→ Source records:
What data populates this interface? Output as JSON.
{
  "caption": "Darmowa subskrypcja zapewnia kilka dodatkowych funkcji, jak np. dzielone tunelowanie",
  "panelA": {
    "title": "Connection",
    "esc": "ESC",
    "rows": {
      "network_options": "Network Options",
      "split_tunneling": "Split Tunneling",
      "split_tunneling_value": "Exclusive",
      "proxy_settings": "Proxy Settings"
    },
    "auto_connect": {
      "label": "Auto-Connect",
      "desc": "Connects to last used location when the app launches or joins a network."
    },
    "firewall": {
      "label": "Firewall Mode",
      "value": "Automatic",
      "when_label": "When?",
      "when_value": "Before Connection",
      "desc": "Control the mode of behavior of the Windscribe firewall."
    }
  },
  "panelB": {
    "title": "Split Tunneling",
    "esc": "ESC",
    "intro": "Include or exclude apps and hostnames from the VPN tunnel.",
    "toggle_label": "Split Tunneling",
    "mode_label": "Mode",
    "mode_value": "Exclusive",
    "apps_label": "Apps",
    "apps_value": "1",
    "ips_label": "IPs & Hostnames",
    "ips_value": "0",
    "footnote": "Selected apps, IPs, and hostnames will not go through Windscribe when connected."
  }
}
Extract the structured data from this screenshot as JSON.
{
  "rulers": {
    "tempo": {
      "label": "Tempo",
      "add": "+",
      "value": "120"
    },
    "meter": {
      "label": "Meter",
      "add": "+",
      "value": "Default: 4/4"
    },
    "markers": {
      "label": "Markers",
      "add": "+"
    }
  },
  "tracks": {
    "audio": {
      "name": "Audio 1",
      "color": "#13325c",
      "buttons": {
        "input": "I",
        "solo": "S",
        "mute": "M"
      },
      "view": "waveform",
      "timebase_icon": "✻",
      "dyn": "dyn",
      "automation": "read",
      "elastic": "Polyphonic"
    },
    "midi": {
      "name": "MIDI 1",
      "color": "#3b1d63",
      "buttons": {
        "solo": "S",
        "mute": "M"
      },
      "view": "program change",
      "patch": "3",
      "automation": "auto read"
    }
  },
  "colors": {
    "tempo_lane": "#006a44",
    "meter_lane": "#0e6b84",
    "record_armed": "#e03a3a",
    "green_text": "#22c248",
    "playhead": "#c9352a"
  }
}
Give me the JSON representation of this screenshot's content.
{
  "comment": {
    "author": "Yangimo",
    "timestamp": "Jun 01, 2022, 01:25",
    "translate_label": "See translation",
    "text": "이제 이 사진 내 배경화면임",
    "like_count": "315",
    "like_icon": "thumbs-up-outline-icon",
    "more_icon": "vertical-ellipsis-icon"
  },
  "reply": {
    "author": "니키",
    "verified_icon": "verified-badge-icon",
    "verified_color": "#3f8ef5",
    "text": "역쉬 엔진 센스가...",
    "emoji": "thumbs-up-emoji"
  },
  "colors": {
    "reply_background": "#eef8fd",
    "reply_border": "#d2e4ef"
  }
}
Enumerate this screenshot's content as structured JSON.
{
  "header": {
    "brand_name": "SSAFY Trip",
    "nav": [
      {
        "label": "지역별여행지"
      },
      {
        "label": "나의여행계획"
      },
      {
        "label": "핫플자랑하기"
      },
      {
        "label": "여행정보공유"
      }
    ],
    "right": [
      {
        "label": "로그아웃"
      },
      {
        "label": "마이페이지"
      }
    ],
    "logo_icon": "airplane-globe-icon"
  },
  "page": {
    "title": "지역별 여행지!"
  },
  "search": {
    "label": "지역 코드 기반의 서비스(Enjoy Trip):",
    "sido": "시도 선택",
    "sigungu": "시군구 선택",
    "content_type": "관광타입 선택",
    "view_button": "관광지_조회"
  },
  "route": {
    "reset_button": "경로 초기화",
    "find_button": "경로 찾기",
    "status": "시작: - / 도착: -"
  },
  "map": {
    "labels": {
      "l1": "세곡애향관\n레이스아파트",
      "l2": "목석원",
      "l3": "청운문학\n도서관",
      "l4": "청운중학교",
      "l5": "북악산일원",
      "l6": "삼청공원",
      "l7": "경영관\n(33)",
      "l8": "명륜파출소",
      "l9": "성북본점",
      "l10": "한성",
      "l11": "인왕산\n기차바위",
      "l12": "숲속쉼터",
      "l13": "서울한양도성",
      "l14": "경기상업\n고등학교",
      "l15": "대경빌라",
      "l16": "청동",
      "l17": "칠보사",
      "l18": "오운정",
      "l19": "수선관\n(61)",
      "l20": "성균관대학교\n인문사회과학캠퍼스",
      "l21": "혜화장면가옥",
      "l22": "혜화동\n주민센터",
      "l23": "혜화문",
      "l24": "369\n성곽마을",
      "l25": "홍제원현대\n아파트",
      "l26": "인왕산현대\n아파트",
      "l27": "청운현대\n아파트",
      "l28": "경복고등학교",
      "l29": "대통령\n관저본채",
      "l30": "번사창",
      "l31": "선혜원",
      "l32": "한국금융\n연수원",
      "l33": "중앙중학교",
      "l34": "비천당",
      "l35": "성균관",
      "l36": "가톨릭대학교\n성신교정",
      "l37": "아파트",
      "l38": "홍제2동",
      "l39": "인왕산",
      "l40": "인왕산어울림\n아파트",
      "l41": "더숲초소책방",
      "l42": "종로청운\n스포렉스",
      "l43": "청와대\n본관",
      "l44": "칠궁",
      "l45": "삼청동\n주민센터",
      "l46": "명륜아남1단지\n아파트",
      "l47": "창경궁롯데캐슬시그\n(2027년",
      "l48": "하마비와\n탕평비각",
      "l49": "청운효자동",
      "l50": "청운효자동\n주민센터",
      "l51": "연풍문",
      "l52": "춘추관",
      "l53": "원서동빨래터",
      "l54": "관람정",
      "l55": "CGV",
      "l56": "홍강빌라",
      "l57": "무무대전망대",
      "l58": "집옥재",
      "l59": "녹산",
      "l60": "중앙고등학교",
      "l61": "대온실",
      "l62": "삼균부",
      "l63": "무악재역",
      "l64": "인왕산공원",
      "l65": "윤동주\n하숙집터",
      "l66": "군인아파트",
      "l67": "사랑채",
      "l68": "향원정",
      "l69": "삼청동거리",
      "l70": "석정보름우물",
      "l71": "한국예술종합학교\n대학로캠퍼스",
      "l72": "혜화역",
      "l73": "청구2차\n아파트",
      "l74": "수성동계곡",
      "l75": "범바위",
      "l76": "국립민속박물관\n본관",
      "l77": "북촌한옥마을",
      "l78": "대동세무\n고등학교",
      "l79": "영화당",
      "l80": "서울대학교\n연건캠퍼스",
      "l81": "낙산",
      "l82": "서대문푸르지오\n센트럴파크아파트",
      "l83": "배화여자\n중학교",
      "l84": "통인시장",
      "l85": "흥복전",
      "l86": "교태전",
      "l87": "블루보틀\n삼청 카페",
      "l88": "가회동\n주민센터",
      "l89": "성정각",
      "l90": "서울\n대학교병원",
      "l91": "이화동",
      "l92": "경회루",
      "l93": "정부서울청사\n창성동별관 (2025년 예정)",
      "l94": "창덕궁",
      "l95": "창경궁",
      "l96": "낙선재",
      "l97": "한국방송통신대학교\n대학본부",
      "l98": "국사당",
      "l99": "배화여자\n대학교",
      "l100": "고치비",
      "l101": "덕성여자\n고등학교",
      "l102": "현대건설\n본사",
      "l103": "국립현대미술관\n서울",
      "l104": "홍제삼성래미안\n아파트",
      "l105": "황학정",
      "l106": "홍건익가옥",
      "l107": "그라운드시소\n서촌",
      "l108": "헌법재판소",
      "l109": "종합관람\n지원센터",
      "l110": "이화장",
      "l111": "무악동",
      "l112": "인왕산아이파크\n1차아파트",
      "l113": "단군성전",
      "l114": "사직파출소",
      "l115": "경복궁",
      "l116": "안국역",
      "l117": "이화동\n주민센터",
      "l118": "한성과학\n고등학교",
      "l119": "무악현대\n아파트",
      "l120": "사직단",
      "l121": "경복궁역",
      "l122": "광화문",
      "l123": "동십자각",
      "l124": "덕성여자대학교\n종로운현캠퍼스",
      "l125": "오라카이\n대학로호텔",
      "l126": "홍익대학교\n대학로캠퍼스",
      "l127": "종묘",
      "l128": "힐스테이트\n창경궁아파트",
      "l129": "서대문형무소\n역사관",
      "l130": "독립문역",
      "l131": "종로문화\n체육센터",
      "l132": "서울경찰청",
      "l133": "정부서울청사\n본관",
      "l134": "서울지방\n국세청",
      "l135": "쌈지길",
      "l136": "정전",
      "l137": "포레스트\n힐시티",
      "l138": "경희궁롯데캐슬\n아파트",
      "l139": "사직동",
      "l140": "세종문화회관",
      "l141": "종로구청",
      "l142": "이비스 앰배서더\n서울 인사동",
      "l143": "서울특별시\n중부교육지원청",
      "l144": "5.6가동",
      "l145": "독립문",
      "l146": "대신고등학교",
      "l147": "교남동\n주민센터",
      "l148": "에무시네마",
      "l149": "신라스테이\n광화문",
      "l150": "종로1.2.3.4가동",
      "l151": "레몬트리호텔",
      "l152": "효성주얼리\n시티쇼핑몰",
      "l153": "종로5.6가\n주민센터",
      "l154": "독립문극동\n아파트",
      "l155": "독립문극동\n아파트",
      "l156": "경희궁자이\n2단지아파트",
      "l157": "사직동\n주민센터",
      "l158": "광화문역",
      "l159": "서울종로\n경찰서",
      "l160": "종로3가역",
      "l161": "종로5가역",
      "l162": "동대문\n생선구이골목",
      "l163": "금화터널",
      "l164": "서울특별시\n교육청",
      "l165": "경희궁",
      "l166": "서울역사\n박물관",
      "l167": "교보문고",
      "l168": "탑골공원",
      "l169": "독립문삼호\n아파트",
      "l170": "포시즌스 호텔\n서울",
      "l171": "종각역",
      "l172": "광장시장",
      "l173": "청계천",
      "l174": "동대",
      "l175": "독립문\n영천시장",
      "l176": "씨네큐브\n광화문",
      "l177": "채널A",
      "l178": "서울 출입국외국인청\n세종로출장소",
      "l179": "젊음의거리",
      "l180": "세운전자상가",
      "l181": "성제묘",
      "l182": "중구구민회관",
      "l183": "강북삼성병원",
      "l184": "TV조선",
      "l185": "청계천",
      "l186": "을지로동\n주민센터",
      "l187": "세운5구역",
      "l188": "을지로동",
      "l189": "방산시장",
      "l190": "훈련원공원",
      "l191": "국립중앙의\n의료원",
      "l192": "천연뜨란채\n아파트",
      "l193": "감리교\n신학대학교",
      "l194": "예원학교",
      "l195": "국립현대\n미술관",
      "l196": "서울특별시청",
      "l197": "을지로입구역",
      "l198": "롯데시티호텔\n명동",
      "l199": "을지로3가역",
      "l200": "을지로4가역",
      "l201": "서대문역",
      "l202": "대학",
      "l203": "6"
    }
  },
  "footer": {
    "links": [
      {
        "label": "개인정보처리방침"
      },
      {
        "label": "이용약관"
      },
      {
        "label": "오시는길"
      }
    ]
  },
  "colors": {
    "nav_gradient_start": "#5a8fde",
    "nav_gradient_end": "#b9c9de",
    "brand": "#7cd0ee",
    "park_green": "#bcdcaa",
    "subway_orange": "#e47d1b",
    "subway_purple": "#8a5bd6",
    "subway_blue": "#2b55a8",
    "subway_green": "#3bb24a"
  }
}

→ What is being asked:
Give the number of lines in the records above that contain the word "JSON". Reply with that number alone.

→ Final result:
4